Copy all the entries below exactly, but not the pictures.

→ Figure contents as structured data:
☆ ☆ ☆
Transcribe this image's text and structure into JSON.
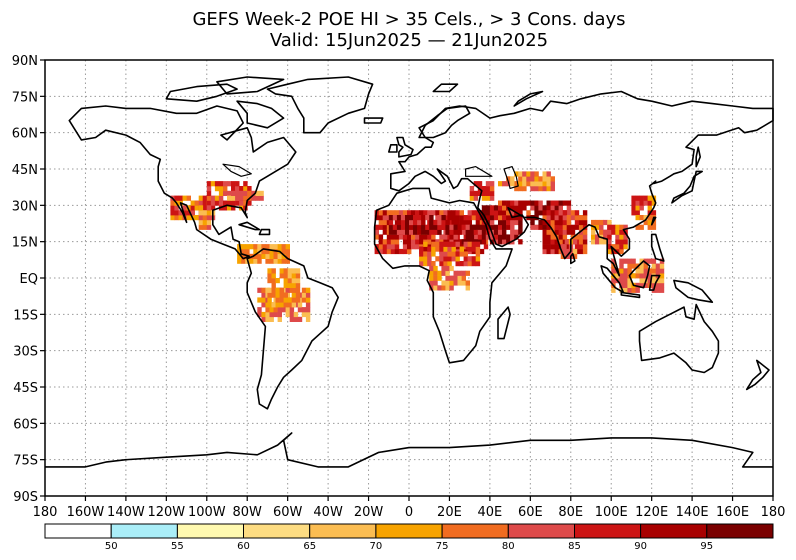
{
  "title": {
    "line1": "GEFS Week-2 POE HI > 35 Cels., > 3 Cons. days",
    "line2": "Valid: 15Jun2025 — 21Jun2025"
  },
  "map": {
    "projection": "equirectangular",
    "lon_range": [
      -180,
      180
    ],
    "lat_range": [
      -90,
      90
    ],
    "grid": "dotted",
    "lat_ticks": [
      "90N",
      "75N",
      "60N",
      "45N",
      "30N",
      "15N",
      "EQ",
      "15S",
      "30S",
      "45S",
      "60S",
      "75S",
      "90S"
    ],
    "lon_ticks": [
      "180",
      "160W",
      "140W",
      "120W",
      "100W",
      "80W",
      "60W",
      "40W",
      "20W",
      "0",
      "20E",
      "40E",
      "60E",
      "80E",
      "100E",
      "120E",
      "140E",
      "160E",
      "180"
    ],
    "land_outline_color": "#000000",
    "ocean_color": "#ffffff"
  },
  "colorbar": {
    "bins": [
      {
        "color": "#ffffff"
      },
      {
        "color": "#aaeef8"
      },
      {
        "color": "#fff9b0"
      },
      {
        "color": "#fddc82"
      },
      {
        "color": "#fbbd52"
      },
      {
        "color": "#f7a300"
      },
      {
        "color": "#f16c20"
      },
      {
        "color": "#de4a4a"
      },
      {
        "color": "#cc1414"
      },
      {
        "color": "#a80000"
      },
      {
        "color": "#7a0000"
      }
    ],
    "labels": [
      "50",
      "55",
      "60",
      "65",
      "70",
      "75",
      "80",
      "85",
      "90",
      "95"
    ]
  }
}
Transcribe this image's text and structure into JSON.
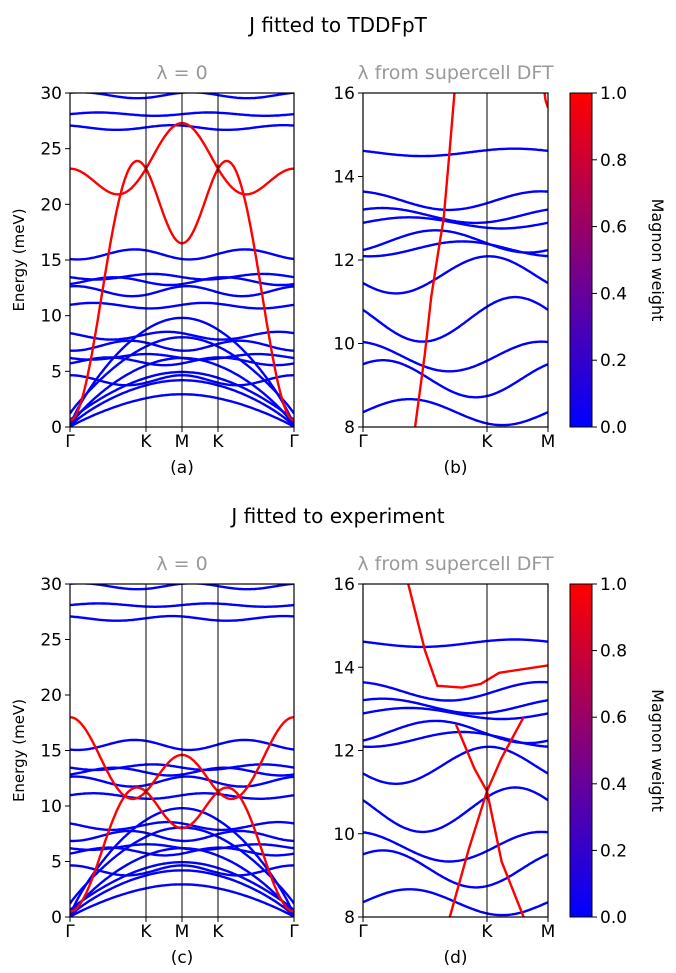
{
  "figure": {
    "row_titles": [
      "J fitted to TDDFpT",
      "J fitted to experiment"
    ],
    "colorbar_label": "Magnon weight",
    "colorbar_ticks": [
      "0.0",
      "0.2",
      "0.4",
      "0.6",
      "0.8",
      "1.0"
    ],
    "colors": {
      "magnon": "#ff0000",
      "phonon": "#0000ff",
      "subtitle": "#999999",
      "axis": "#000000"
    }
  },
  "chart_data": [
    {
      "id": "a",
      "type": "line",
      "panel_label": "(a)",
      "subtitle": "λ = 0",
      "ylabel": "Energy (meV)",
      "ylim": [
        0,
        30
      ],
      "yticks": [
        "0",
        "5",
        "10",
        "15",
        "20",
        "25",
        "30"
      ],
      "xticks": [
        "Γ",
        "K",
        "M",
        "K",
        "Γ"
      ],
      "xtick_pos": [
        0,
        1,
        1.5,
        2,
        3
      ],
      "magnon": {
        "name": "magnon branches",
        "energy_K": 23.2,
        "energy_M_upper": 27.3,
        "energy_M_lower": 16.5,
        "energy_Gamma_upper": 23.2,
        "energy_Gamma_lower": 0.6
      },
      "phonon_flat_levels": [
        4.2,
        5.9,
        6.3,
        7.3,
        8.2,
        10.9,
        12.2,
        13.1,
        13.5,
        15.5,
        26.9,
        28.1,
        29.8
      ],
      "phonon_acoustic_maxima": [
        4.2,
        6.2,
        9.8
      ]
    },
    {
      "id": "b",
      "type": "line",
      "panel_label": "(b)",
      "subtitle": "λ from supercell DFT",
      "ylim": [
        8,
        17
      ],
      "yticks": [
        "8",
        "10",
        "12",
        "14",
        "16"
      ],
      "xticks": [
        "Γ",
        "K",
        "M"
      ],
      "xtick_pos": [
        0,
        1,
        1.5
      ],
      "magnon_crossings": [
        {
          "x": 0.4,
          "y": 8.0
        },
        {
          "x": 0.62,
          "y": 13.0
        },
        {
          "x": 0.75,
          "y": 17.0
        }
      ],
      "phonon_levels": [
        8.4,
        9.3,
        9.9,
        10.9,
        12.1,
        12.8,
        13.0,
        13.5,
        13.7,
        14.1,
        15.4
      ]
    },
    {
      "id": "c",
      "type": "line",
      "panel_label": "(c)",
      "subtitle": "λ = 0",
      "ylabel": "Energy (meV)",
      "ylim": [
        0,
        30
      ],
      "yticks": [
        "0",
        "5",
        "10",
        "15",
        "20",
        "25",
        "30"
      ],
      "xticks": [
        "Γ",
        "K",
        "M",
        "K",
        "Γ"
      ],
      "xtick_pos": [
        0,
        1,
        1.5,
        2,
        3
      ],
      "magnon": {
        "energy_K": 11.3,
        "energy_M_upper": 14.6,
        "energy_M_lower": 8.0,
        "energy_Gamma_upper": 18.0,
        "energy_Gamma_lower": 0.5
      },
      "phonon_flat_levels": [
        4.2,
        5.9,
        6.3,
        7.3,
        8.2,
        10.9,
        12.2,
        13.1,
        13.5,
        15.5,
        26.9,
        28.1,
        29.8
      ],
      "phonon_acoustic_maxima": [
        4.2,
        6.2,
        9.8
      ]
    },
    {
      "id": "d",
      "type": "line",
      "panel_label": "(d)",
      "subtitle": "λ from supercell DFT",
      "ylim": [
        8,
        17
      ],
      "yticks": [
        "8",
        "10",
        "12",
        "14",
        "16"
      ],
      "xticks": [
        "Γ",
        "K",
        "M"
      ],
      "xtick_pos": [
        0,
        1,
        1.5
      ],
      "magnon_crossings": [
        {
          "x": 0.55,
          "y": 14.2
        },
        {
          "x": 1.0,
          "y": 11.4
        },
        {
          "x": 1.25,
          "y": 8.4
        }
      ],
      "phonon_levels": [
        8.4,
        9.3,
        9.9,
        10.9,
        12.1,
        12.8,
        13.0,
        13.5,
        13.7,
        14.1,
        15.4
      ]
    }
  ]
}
☆ ☆ ☆
→ Response below:
Transcribe this image's text and structure into JSON.
{
  "title": {
    "line1": "GEFS Week-2 POE HI > 35 Cels., > 3 Cons. days",
    "line2": "Valid: 15Jun2025 — 21Jun2025"
  },
  "map": {
    "projection": "equirectangular",
    "lon_range": [
      -180,
      180
    ],
    "lat_range": [
      -90,
      90
    ],
    "grid": "dotted",
    "lat_ticks": [
      "90N",
      "75N",
      "60N",
      "45N",
      "30N",
      "15N",
      "EQ",
      "15S",
      "30S",
      "45S",
      "60S",
      "75S",
      "90S"
    ],
    "lon_ticks": [
      "180",
      "160W",
      "140W",
      "120W",
      "100W",
      "80W",
      "60W",
      "40W",
      "20W",
      "0",
      "20E",
      "40E",
      "60E",
      "80E",
      "100E",
      "120E",
      "140E",
      "160E",
      "180"
    ],
    "land_outline_color": "#000000",
    "ocean_color": "#ffffff"
  },
  "colorbar": {
    "bins": [
      {
        "color": "#ffffff"
      },
      {
        "color": "#aaeef8"
      },
      {
        "color": "#fff9b0"
      },
      {
        "color": "#fddc82"
      },
      {
        "color": "#fbbd52"
      },
      {
        "color": "#f7a300"
      },
      {
        "color": "#f16c20"
      },
      {
        "color": "#de4a4a"
      },
      {
        "color": "#cc1414"
      },
      {
        "color": "#a80000"
      },
      {
        "color": "#7a0000"
      }
    ],
    "labels": [
      "50",
      "55",
      "60",
      "65",
      "70",
      "75",
      "80",
      "85",
      "90",
      "95"
    ]
  }
}
Transcribe this image's text and structure into JSON.
{
  "figure": {
    "row_titles": [
      "J fitted to TDDFpT",
      "J fitted to experiment"
    ],
    "colorbar_label": "Magnon weight",
    "colorbar_ticks": [
      "0.0",
      "0.2",
      "0.4",
      "0.6",
      "0.8",
      "1.0"
    ],
    "colors": {
      "magnon": "#ff0000",
      "phonon": "#0000ff",
      "subtitle": "#999999",
      "axis": "#000000"
    }
  },
  "chart_data": [
    {
      "id": "a",
      "type": "line",
      "panel_label": "(a)",
      "subtitle": "λ = 0",
      "ylabel": "Energy (meV)",
      "ylim": [
        0,
        30
      ],
      "yticks": [
        "0",
        "5",
        "10",
        "15",
        "20",
        "25",
        "30"
      ],
      "xticks": [
        "Γ",
        "K",
        "M",
        "K",
        "Γ"
      ],
      "xtick_pos": [
        0,
        1,
        1.5,
        2,
        3
      ],
      "magnon": {
        "name": "magnon branches",
        "energy_K": 23.2,
        "energy_M_upper": 27.3,
        "energy_M_lower": 16.5,
        "energy_Gamma_upper": 23.2,
        "energy_Gamma_lower": 0.6
      },
      "phonon_flat_levels": [
        4.2,
        5.9,
        6.3,
        7.3,
        8.2,
        10.9,
        12.2,
        13.1,
        13.5,
        15.5,
        26.9,
        28.1,
        29.8
      ],
      "phonon_acoustic_maxima": [
        4.2,
        6.2,
        9.8
      ]
    },
    {
      "id": "b",
      "type": "line",
      "panel_label": "(b)",
      "subtitle": "λ from supercell DFT",
      "ylim": [
        8,
        17
      ],
      "yticks": [
        "8",
        "10",
        "12",
        "14",
        "16"
      ],
      "xticks": [
        "Γ",
        "K",
        "M"
      ],
      "xtick_pos": [
        0,
        1,
        1.5
      ],
      "magnon_crossings": [
        {
          "x": 0.4,
          "y": 8.0
        },
        {
          "x": 0.62,
          "y": 13.0
        },
        {
          "x": 0.75,
          "y": 17.0
        }
      ],
      "phonon_levels": [
        8.4,
        9.3,
        9.9,
        10.9,
        12.1,
        12.8,
        13.0,
        13.5,
        13.7,
        14.1,
        15.4
      ]
    },
    {
      "id": "c",
      "type": "line",
      "panel_label": "(c)",
      "subtitle": "λ = 0",
      "ylabel": "Energy (meV)",
      "ylim": [
        0,
        30
      ],
      "yticks": [
        "0",
        "5",
        "10",
        "15",
        "20",
        "25",
        "30"
      ],
      "xticks": [
        "Γ",
        "K",
        "M",
        "K",
        "Γ"
      ],
      "xtick_pos": [
        0,
        1,
        1.5,
        2,
        3
      ],
      "magnon": {
        "energy_K": 11.3,
        "energy_M_upper": 14.6,
        "energy_M_lower": 8.0,
        "energy_Gamma_upper": 18.0,
        "energy_Gamma_lower": 0.5
      },
      "phonon_flat_levels": [
        4.2,
        5.9,
        6.3,
        7.3,
        8.2,
        10.9,
        12.2,
        13.1,
        13.5,
        15.5,
        26.9,
        28.1,
        29.8
      ],
      "phonon_acoustic_maxima": [
        4.2,
        6.2,
        9.8
      ]
    },
    {
      "id": "d",
      "type": "line",
      "panel_label": "(d)",
      "subtitle": "λ from supercell DFT",
      "ylim": [
        8,
        17
      ],
      "yticks": [
        "8",
        "10",
        "12",
        "14",
        "16"
      ],
      "xticks": [
        "Γ",
        "K",
        "M"
      ],
      "xtick_pos": [
        0,
        1,
        1.5
      ],
      "magnon_crossings": [
        {
          "x": 0.55,
          "y": 14.2
        },
        {
          "x": 1.0,
          "y": 11.4
        },
        {
          "x": 1.25,
          "y": 8.4
        }
      ],
      "phonon_levels": [
        8.4,
        9.3,
        9.9,
        10.9,
        12.1,
        12.8,
        13.0,
        13.5,
        13.7,
        14.1,
        15.4
      ]
    }
  ]
}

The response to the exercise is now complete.